### [DATA FOR THE TASK]
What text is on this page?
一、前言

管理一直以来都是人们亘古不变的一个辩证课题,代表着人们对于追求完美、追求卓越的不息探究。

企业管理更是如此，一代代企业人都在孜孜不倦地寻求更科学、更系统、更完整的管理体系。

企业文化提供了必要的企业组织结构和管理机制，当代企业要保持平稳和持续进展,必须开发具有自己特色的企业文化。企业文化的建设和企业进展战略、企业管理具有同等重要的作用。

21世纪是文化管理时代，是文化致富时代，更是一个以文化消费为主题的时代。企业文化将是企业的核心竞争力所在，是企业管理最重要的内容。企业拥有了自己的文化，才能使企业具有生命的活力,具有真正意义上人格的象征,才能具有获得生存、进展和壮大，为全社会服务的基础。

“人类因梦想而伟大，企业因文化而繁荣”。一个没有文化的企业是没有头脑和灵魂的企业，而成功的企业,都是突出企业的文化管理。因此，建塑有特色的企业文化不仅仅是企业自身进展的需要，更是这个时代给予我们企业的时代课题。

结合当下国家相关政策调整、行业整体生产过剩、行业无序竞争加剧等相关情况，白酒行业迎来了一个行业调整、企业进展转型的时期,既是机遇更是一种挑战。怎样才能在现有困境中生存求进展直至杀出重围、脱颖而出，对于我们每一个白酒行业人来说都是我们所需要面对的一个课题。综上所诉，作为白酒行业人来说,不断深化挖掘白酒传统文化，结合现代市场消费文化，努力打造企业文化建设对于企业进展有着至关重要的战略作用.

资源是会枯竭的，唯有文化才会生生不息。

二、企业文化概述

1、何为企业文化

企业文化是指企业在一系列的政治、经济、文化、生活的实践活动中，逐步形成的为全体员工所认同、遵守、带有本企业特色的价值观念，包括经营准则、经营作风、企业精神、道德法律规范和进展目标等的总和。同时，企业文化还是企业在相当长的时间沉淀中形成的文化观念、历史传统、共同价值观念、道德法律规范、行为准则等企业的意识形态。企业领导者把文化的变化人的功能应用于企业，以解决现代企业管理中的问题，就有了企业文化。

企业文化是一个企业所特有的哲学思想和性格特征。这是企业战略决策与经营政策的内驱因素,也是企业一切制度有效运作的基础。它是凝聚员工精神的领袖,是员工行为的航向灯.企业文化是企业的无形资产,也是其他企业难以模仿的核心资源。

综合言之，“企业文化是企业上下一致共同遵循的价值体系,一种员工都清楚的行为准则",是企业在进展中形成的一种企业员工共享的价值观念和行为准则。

### [WHAT IS EXPECTED]
Make a verbatim copy of every entry shown above.

### [TASK RESULT]
What text is on this page?
一、前言

管理一直以来都是人们亘古不变的一个辩证课题,代表着人们对于追求完美、追求卓越的不息探究。

企业管理更是如此，一代代企业人都在孜孜不倦地寻求更科学、更系统、更完整的管理体系。

企业文化提供了必要的企业组织结构和管理机制，当代企业要保持平稳和持续进展,必须开发具有自己特色的企业文化。企业文化的建设和企业进展战略、企业管理具有同等重要的作用。

21世纪是文化管理时代，是文化致富时代，更是一个以文化消费为主题的时代。企业文化将是企业的核心竞争力所在，是企业管理最重要的内容。企业拥有了自己的文化，才能使企业具有生命的活力,具有真正意义上人格的象征,才能具有获得生存、进展和壮大，为全社会服务的基础。

“人类因梦想而伟大，企业因文化而繁荣”。一个没有文化的企业是没有头脑和灵魂的企业，而成功的企业,都是突出企业的文化管理。因此，建塑有特色的企业文化不仅仅是企业自身进展的需要，更是这个时代给予我们企业的时代课题。

结合当下国家相关政策调整、行业整体生产过剩、行业无序竞争加剧等相关情况，白酒行业迎来了一个行业调整、企业进展转型的时期,既是机遇更是一种挑战。怎样才能在现有困境中生存求进展直至杀出重围、脱颖而出，对于我们每一个白酒行业人来说都是我们所需要面对的一个课题。综上所诉，作为白酒行业人来说,不断深化挖掘白酒传统文化，结合现代市场消费文化，努力打造企业文化建设对于企业进展有着至关重要的战略作用.

资源是会枯竭的，唯有文化才会生生不息。

二、企业文化概述

1、何为企业文化

企业文化是指企业在一系列的政治、经济、文化、生活的实践活动中，逐步形成的为全体员工所认同、遵守、带有本企业特色的价值观念，包括经营准则、经营作风、企业精神、道德法律规范和进展目标等的总和。同时，企业文化还是企业在相当长的时间沉淀中形成的文化观念、历史传统、共同价值观念、道德法律规范、行为准则等企业的意识形态。企业领导者把文化的变化人的功能应用于企业，以解决现代企业管理中的问题，就有了企业文化。

企业文化是一个企业所特有的哲学思想和性格特征。这是企业战略决策与经营政策的内驱因素,也是企业一切制度有效运作的基础。它是凝聚员工精神的领袖,是员工行为的航向灯.企业文化是企业的无形资产,也是其他企业难以模仿的核心资源。

综合言之，“企业文化是企业上下一致共同遵循的价值体系,一种员工都清楚的行为准则",是企业在进展中形成的一种企业员工共享的价值观念和行为准则。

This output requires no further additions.